*Problem details:* Pick out every line of the entries below where "Древности" occurs, and copy those lines.

=== Data supplied ===

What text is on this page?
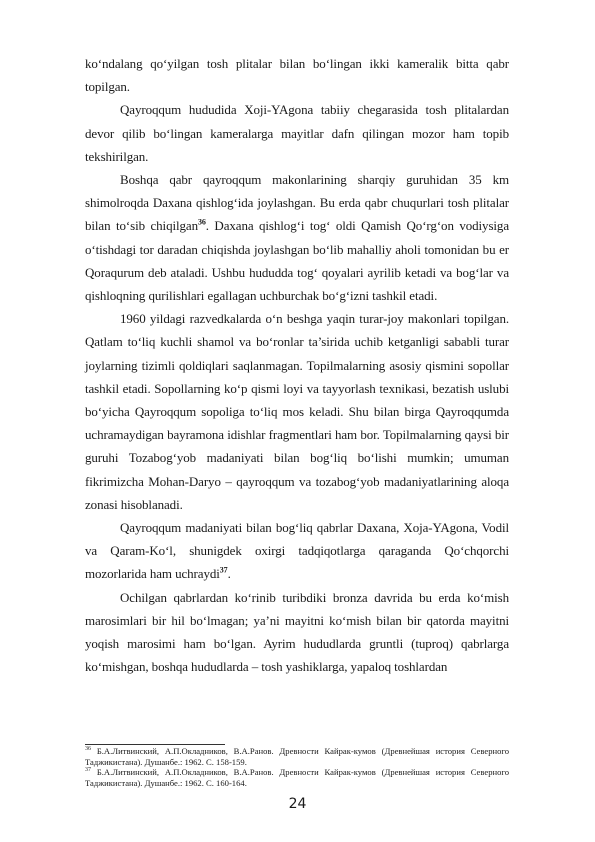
ko‘ndalang qo‘yilgan tosh plitalar bilan bo‘lingan ikki kameralik bitta qabr topilgan.

Qayroqqum hududida Xoji-YAgona tabiiy chegarasida tosh plitalardan devor qilib bo‘lingan kameralarga mayitlar dafn qilingan mozor ham topib tekshirilgan.

Boshqa qabr qayroqqum makonlarining sharqiy guruhidan 35 km shimolroqda Daxana qishlog‘ida joylashgan. Bu erda qabr chuqurlari tosh plitalar bilan to‘sib chiqilgan$^{36}$. Daxana qishlog‘i tog‘ oldi Qamish Qo‘rg‘on vodiysiga o‘tishdagi tor daradan chiqishda joylashgan bo‘lib mahalliy aholi tomonidan bu er Qoraqurum deb ataladi. Ushbu hududda tog‘ qoyalari ayrilib ketadi va bog‘lar va qishloqning qurilishlari egallagan uchburchak bo‘g‘izni tashkil etadi.

1960 yildagi razvedkalarda o‘n beshga yaqin turar-joy makonlari topilgan. Qatlam to‘liq kuchli shamol va bo‘ronlar ta’sirida uchib ketganligi sababli turar joylarning tizimli qoldiqlari saqlanmagan. Topilmalarning asosiy qismini sopollar tashkil etadi. Sopollarning ko‘p qismi loyi va tayyorlash texnikasi, bezatish uslubi bo‘yicha Qayroqqum sopoliga to‘liq mos keladi. Shu bilan birga Qayroqqumda uchramaydigan bayramona idishlar fragmentlari ham bor. Topilmalarning qaysi bir guruhi Tozabog‘yob madaniyati bilan bog‘liq bo‘lishi mumkin; umuman fikrimizcha Mohan-Daryo – qayroqqum va tozabog‘yob madaniyatlarining aloqa zonasi hisoblanadi.

Qayroqqum madaniyati bilan bog‘liq qabrlar Daxana, Xoja-YAgona, Vodil va Qaram-Ko‘l, shunigdek oxirgi tadqiqotlarga qaraganda Qo‘chqorchi mozorlarida ham uchraydi$^{37}$.

Ochilgan qabrlardan ko‘rinib turibdiki bronza davrida bu erda ko‘mish marosimlari bir hil bo‘lmagan; ya’ni mayitni ko‘mish bilan bir qatorda mayitni yoqish marosimi ham bo‘lgan. Ayrim hududlarda gruntli (tuproq) qabrlarga ko‘mishgan, boshqa hududlarda – tosh yashiklarga, yapaloq toshlardan

$^{36}$ Б.А.Литвинский, А.П.Окладников, В.А.Ранов. Древности Кайрак-кумов (Древнейшая история Северного Таджикистана). Душанбе.: 1962. С. 158-159.
$^{37}$ Б.А.Литвинский, А.П.Окладников, В.А.Ранов. Древности Кайрак-кумов (Древнейшая история Северного Таджикистана). Душанбе.: 1962. С. 160-164.
24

===

*Task output:*
$^{36}$ Б.А.Литвинский, А.П.Окладников, В.А.Ранов. Древности Кайрак-кумов (Древнейшая история Северного Таджикистана). Душанбе.: 1962. С. 158-159.
$^{37}$ Б.А.Литвинский, А.П.Окладников, В.А.Ранов. Древности Кайрак-кумов (Древнейшая история Северного Таджикистана). Душанбе.: 1962. С. 160-164.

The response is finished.